** Start **

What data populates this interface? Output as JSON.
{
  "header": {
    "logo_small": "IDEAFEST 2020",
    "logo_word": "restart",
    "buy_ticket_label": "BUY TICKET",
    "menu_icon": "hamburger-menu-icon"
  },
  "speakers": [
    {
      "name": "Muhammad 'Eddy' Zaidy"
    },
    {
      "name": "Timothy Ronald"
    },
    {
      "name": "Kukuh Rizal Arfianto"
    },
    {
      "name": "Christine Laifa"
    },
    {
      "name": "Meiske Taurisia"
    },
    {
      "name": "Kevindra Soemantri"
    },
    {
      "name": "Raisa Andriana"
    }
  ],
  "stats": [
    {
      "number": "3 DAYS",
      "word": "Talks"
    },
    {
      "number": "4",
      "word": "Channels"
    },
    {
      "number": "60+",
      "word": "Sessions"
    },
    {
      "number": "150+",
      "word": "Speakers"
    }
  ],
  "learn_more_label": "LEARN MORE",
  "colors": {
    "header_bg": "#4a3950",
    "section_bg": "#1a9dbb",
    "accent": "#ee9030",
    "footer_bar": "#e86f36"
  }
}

** End **

◆ Your objective ◆
Restate the whole of the material exactly.

◆ Worked solution ◆
What data populates this interface? Output as JSON.
{
  "header": {
    "logo_small": "IDEAFEST 2020",
    "logo_word": "restart",
    "buy_ticket_label": "BUY TICKET",
    "menu_icon": "hamburger-menu-icon"
  },
  "speakers": [
    {
      "name": "Muhammad 'Eddy' Zaidy"
    },
    {
      "name": "Timothy Ronald"
    },
    {
      "name": "Kukuh Rizal Arfianto"
    },
    {
      "name": "Christine Laifa"
    },
    {
      "name": "Meiske Taurisia"
    },
    {
      "name": "Kevindra Soemantri"
    },
    {
      "name": "Raisa Andriana"
    }
  ],
  "stats": [
    {
      "number": "3 DAYS",
      "word": "Talks"
    },
    {
      "number": "4",
      "word": "Channels"
    },
    {
      "number": "60+",
      "word": "Sessions"
    },
    {
      "number": "150+",
      "word": "Speakers"
    }
  ],
  "learn_more_label": "LEARN MORE",
  "colors": {
    "header_bg": "#4a3950",
    "section_bg": "#1a9dbb",
    "accent": "#ee9030",
    "footer_bar": "#e86f36"
  }
}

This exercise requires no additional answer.